**WHAT THE TASK REQUIRES**
Turn the items from their first line through the line containing "- shape-1-band-13: [61, 121, 174, 136]", inclusive, into a JSON list of strings, one string per line, leaving out any blank lines.
## BEGIN WORKING DATA
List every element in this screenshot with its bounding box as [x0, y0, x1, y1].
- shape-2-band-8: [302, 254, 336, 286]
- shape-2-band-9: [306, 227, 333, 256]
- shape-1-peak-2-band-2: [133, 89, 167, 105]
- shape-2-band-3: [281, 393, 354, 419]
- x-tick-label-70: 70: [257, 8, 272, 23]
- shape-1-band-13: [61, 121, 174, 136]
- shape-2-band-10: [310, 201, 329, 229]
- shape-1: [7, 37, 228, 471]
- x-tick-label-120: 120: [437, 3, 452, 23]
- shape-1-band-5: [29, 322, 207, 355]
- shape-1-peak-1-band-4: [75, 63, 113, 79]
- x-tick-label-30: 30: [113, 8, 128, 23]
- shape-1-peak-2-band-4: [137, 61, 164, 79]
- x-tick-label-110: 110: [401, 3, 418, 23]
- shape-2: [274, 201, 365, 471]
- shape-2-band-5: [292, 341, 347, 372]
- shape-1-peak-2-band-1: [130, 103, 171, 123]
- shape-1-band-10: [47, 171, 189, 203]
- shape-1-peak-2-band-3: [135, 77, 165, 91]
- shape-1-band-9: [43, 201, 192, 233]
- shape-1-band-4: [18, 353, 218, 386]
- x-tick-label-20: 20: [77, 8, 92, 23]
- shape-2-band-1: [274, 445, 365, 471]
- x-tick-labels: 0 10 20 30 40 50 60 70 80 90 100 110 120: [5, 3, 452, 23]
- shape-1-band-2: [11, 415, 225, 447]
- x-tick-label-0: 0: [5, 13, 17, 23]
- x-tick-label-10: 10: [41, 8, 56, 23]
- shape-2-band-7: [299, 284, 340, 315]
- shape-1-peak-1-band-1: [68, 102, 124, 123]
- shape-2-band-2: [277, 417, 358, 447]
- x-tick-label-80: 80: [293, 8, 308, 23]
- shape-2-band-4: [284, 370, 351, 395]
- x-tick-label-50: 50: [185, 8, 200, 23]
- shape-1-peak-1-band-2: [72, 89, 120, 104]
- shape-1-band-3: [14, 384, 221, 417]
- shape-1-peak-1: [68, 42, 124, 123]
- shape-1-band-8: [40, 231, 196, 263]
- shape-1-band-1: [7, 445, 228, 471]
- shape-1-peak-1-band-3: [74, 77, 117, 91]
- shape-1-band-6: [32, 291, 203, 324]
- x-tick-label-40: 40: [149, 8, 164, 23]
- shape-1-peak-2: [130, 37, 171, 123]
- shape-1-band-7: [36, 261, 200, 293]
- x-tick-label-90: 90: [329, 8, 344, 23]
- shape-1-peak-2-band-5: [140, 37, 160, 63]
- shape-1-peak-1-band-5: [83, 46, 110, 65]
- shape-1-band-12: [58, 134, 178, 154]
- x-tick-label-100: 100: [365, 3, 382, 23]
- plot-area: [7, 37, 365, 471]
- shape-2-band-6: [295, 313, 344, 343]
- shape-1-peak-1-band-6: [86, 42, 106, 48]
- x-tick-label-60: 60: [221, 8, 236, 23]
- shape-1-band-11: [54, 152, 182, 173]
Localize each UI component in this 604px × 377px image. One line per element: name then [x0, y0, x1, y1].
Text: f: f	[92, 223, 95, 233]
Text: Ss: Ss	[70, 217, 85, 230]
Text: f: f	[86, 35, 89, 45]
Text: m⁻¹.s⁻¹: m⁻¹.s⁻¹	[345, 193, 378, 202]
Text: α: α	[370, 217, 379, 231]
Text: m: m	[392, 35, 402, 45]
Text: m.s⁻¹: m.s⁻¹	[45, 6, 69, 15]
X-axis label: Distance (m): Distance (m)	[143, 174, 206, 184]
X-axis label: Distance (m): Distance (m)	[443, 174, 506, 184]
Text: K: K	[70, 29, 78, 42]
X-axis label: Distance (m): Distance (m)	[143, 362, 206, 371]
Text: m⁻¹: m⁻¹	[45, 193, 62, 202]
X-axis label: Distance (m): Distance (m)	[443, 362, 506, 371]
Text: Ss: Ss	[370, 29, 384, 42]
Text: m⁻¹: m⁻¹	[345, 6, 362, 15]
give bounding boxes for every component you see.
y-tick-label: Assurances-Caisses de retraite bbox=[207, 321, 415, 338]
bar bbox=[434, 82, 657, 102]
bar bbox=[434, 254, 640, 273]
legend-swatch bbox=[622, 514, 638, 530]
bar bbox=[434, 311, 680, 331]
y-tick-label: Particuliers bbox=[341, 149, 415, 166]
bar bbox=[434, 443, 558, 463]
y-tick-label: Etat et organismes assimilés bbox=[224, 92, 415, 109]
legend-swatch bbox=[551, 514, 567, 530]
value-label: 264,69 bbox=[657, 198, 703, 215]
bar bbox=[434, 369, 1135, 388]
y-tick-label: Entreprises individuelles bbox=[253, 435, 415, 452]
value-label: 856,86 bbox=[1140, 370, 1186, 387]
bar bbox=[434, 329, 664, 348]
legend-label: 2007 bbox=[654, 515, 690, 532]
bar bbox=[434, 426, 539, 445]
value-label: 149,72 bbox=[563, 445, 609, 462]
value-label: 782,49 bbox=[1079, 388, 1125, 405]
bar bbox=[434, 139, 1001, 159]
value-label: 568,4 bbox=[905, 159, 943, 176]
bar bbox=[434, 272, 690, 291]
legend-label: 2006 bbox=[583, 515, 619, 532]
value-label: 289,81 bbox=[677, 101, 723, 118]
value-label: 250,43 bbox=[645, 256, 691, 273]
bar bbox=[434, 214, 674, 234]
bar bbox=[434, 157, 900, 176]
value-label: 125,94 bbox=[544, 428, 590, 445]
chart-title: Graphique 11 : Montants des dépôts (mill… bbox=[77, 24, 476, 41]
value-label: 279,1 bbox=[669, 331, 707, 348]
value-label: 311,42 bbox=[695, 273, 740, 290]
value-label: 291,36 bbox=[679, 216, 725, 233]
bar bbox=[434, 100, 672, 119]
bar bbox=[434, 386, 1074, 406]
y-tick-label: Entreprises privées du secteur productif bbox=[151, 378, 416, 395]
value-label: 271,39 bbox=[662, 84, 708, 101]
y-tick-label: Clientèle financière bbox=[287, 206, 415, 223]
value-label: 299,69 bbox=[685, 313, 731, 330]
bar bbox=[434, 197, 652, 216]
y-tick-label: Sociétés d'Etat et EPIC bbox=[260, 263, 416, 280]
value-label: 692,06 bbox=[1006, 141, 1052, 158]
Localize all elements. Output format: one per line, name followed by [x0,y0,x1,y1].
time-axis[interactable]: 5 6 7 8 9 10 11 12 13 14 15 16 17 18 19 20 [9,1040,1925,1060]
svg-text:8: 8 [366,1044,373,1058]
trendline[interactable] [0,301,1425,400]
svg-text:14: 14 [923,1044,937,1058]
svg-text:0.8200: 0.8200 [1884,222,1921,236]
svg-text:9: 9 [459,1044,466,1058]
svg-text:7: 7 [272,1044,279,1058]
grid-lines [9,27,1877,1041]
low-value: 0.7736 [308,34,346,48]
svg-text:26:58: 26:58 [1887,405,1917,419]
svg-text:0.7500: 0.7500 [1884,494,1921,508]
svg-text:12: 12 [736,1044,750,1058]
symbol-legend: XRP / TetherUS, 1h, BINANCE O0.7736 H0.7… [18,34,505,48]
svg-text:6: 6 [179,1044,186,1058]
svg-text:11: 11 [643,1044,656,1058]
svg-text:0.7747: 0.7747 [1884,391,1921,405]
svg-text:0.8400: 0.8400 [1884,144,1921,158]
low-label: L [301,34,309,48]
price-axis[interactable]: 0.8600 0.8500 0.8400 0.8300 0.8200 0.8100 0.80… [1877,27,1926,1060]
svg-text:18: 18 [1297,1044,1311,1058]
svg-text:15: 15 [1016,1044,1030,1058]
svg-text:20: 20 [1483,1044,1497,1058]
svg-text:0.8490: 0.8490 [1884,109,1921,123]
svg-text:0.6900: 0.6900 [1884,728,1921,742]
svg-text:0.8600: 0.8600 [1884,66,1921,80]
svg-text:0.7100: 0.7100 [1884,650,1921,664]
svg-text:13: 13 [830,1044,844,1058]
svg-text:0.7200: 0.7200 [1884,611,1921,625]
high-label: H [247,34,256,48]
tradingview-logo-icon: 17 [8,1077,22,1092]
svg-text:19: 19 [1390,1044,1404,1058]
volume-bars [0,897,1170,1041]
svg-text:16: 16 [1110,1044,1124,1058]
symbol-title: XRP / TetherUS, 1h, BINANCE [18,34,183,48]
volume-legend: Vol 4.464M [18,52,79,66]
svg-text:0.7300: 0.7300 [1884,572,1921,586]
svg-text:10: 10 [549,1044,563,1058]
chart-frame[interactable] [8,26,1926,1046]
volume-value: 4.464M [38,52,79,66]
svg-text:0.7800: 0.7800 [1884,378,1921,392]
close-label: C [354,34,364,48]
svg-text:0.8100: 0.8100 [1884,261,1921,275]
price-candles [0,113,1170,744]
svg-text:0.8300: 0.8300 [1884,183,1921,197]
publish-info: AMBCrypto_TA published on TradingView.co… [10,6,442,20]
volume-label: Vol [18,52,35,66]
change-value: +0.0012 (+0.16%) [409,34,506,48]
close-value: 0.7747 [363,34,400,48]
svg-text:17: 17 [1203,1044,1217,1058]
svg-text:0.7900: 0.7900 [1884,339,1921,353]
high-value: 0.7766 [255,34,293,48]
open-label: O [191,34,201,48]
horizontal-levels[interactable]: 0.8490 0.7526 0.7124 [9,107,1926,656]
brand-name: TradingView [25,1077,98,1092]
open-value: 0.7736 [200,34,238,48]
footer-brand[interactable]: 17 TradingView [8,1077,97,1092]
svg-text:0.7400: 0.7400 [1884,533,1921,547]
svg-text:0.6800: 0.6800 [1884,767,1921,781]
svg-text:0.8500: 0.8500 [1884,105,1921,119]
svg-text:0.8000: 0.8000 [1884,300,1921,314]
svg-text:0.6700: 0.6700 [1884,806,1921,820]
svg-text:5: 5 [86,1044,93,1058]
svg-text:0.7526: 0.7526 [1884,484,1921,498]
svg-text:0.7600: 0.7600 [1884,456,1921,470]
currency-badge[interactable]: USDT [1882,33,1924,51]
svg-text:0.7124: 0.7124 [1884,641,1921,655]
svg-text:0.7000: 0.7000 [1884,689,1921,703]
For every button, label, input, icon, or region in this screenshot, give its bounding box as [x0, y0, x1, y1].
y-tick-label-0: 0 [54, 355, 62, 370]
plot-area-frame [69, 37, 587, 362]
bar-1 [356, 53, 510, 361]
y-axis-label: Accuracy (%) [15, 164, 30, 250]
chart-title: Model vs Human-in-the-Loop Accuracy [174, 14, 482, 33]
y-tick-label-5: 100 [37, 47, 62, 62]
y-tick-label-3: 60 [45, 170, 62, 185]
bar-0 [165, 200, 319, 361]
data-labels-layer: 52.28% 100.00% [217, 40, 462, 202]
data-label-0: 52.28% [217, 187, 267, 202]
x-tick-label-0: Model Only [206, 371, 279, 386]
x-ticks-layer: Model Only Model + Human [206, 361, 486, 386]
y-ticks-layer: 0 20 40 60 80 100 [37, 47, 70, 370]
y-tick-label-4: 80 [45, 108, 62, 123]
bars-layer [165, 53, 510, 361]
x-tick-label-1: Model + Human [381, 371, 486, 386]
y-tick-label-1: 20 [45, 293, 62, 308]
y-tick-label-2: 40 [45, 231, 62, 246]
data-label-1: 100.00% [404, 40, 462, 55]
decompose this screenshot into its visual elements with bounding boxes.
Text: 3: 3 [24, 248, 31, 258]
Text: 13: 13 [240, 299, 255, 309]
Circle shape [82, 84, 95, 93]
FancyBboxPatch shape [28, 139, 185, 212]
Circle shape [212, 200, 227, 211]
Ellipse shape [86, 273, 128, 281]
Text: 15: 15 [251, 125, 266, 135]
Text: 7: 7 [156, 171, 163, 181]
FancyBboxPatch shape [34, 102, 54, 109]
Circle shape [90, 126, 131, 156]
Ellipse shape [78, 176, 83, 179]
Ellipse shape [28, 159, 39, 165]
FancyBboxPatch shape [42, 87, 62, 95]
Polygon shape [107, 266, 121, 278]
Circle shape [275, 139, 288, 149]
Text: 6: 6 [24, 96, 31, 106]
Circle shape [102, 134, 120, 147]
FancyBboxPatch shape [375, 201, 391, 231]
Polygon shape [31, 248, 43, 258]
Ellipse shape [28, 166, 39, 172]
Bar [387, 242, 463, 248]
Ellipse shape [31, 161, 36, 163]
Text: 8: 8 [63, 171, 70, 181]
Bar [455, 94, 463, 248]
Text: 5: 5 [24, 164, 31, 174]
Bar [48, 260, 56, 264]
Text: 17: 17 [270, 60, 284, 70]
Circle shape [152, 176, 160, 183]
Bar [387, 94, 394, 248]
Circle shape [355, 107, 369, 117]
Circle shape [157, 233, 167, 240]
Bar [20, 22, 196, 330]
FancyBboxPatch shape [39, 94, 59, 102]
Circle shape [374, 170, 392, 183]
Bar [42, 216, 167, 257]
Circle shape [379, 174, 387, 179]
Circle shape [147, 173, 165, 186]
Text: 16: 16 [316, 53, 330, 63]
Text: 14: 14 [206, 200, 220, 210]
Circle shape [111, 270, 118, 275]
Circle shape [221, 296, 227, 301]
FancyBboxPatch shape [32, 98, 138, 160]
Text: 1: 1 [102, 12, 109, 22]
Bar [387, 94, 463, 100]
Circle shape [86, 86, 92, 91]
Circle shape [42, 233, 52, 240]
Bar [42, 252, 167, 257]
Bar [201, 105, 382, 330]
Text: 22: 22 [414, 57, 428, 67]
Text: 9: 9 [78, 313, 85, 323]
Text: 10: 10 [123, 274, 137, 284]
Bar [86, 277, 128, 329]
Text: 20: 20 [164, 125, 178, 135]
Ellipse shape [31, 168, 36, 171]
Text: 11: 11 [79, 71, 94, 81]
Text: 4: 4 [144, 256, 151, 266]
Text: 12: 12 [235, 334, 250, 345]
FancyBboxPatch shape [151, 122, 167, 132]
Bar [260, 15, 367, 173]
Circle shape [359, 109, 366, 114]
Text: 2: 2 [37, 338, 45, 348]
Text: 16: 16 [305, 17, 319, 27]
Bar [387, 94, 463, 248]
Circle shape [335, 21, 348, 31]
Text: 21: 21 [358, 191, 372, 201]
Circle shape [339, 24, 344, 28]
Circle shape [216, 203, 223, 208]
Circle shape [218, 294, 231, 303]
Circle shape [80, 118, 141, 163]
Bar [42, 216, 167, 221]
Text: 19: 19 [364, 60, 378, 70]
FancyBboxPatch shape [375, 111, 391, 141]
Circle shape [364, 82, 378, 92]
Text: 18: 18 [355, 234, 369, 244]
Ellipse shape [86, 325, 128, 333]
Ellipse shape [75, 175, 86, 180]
## END WORKING DATA
**WRITTEN SOLUTION**
[
  "List every element in this screenshot with its bounding box as [x0, y0, x1, y1].",
  "- shape-2-band-8: [302, 254, 336, 286]",
  "- shape-2-band-9: [306, 227, 333, 256]",
  "- shape-1-peak-2-band-2: [133, 89, 167, 105]",
  "- shape-2-band-3: [281, 393, 354, 419]",
  "- x-tick-label-70: 70: [257, 8, 272, 23]",
  "- shape-1-band-13: [61, 121, 174, 136]"
]